■ STORED ROWS
____
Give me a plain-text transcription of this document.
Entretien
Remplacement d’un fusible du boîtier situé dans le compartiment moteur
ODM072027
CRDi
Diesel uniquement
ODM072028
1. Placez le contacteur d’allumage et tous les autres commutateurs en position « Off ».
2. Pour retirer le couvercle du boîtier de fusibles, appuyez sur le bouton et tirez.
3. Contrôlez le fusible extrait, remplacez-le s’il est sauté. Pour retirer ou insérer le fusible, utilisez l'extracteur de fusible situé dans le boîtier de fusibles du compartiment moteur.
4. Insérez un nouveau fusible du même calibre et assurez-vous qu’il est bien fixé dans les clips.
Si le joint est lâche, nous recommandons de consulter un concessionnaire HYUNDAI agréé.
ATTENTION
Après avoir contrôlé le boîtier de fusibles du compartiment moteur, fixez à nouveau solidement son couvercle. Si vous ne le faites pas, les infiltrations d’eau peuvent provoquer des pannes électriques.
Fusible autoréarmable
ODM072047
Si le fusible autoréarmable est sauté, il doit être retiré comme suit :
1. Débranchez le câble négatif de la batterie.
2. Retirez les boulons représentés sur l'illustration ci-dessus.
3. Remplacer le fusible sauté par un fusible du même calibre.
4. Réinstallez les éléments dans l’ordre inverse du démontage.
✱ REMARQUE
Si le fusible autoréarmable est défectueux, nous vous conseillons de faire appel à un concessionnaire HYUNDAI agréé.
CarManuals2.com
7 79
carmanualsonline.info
____
■ SHORT EXERCISE
Restate the data above word for word.

■ PROBLEM SOLUTION
Give me a plain-text transcription of this document.
Entretien
Remplacement d’un fusible du boîtier situé dans le compartiment moteur
ODM072027
CRDi
Diesel uniquement
ODM072028
1. Placez le contacteur d’allumage et tous les autres commutateurs en position « Off ».
2. Pour retirer le couvercle du boîtier de fusibles, appuyez sur le bouton et tirez.
3. Contrôlez le fusible extrait, remplacez-le s’il est sauté. Pour retirer ou insérer le fusible, utilisez l'extracteur de fusible situé dans le boîtier de fusibles du compartiment moteur.
4. Insérez un nouveau fusible du même calibre et assurez-vous qu’il est bien fixé dans les clips.
Si le joint est lâche, nous recommandons de consulter un concessionnaire HYUNDAI agréé.
ATTENTION
Après avoir contrôlé le boîtier de fusibles du compartiment moteur, fixez à nouveau solidement son couvercle. Si vous ne le faites pas, les infiltrations d’eau peuvent provoquer des pannes électriques.
Fusible autoréarmable
ODM072047
Si le fusible autoréarmable est sauté, il doit être retiré comme suit :
1. Débranchez le câble négatif de la batterie.
2. Retirez les boulons représentés sur l'illustration ci-dessus.
3. Remplacer le fusible sauté par un fusible du même calibre.
4. Réinstallez les éléments dans l’ordre inverse du démontage.
✱ REMARQUE
Si le fusible autoréarmable est défectueux, nous vous conseillons de faire appel à un concessionnaire HYUNDAI agréé.
CarManuals2.com
7 79
carmanualsonline.info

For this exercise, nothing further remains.